_Records for the exercise:_
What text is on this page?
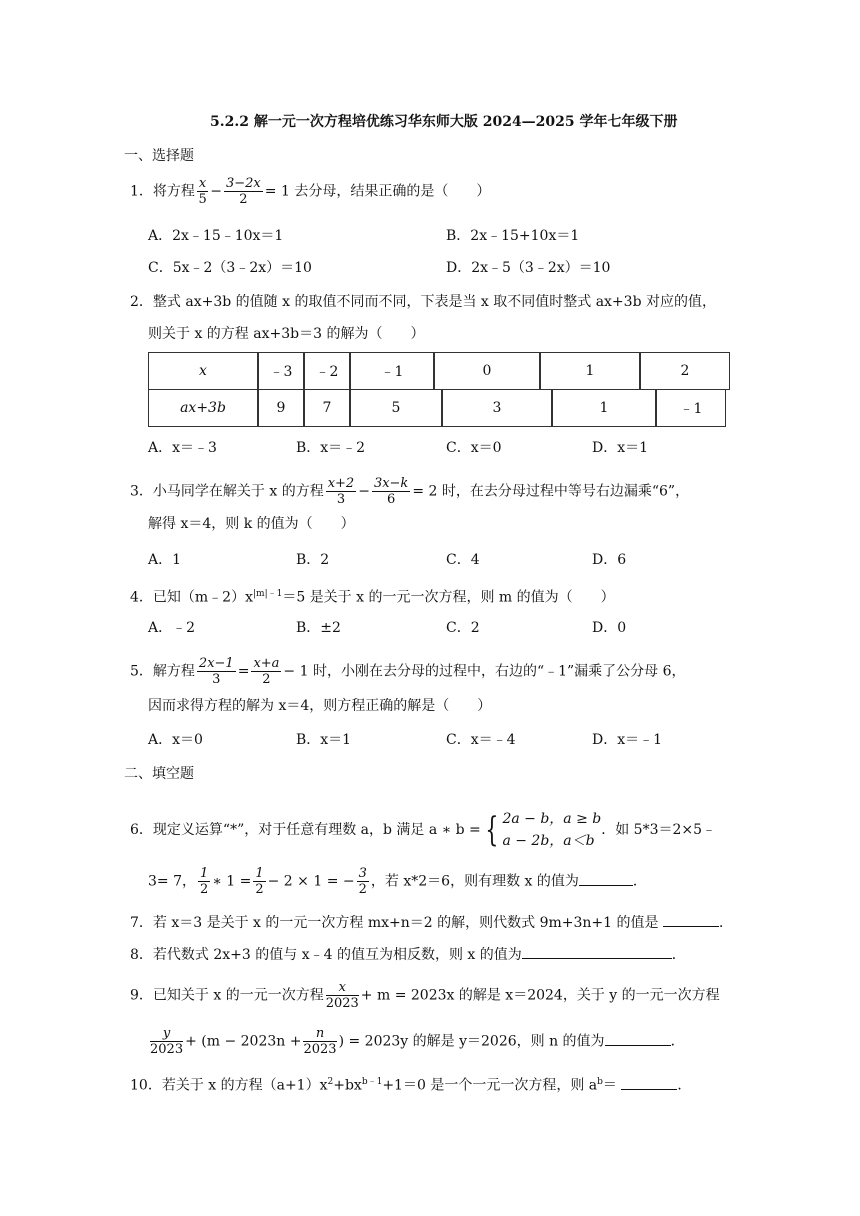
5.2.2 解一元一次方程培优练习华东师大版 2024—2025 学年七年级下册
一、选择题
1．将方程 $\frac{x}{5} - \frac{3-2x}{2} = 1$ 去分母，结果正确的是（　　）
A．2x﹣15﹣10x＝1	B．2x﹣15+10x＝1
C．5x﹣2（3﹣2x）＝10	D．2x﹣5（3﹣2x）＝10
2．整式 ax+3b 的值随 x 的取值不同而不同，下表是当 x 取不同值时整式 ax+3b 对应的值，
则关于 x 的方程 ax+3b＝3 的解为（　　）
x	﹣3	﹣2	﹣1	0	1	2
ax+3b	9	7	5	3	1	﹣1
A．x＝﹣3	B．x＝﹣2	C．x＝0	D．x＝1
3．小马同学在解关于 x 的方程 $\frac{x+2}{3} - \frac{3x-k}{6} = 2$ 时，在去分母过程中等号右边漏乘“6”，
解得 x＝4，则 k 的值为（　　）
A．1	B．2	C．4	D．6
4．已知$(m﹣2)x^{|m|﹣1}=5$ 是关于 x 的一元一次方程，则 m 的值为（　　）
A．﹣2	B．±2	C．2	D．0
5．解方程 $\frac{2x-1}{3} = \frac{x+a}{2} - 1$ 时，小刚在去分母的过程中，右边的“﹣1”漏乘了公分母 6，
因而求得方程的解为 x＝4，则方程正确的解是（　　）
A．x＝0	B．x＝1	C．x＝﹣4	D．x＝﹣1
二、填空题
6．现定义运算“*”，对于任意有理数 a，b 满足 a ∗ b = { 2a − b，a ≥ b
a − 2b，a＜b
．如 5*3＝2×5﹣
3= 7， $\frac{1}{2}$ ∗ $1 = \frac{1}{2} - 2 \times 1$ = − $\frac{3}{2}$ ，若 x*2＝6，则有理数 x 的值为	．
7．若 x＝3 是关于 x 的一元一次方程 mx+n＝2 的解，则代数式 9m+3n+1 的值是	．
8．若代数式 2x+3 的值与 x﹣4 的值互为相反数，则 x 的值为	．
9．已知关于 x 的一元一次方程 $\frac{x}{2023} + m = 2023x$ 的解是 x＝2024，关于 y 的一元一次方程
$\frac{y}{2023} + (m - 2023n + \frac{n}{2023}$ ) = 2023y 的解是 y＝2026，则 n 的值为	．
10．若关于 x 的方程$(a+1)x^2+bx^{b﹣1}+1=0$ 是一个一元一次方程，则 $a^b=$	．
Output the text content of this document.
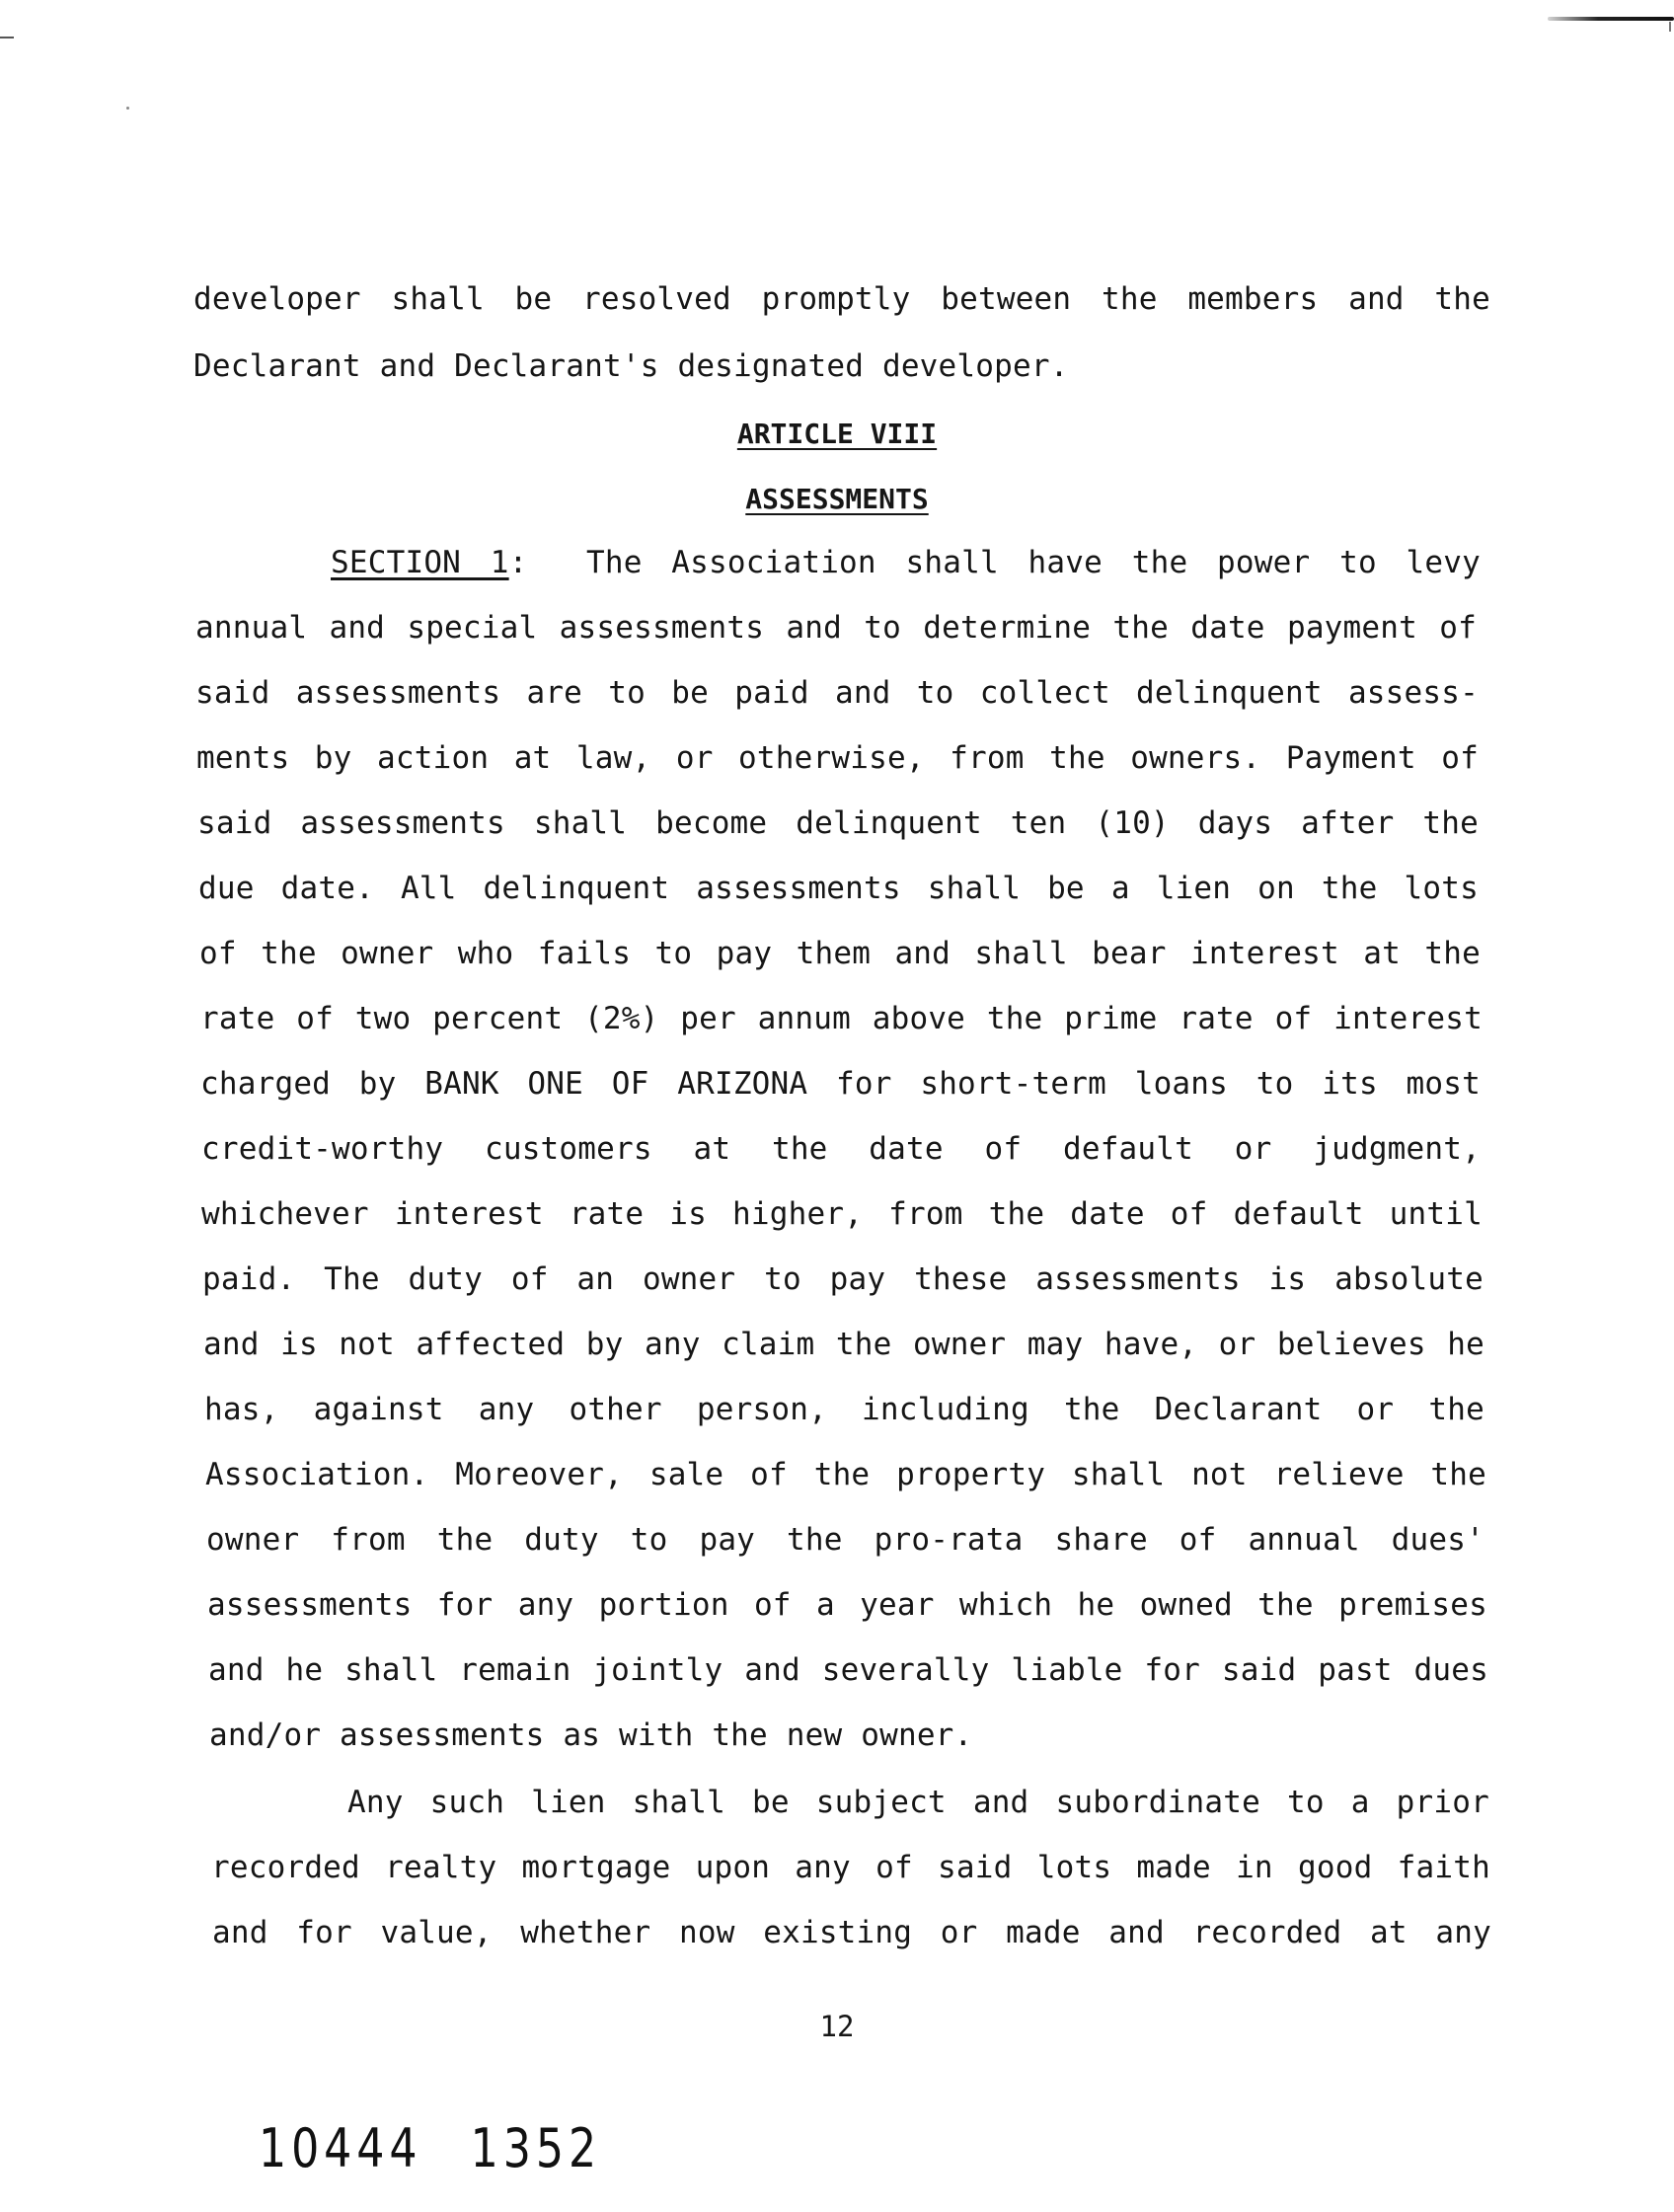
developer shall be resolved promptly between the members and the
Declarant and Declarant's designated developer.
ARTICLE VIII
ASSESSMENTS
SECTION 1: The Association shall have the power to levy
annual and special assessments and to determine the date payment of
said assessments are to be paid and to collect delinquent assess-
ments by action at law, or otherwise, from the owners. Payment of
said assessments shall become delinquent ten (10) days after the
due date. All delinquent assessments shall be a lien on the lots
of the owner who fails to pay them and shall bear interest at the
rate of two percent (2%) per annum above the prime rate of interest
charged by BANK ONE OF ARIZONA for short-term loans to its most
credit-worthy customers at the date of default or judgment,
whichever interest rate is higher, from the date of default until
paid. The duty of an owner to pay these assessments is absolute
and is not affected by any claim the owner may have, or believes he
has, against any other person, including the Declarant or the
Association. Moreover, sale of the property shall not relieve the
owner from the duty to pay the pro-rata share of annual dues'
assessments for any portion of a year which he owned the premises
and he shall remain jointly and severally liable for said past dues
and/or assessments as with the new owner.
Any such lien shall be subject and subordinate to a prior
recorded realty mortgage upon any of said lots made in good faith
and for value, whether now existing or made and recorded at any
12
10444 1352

_Job:_
Pull out all lines from the entries above that include the word "text".

_Solution below:_
What text is on this page?
Output the text content of this document.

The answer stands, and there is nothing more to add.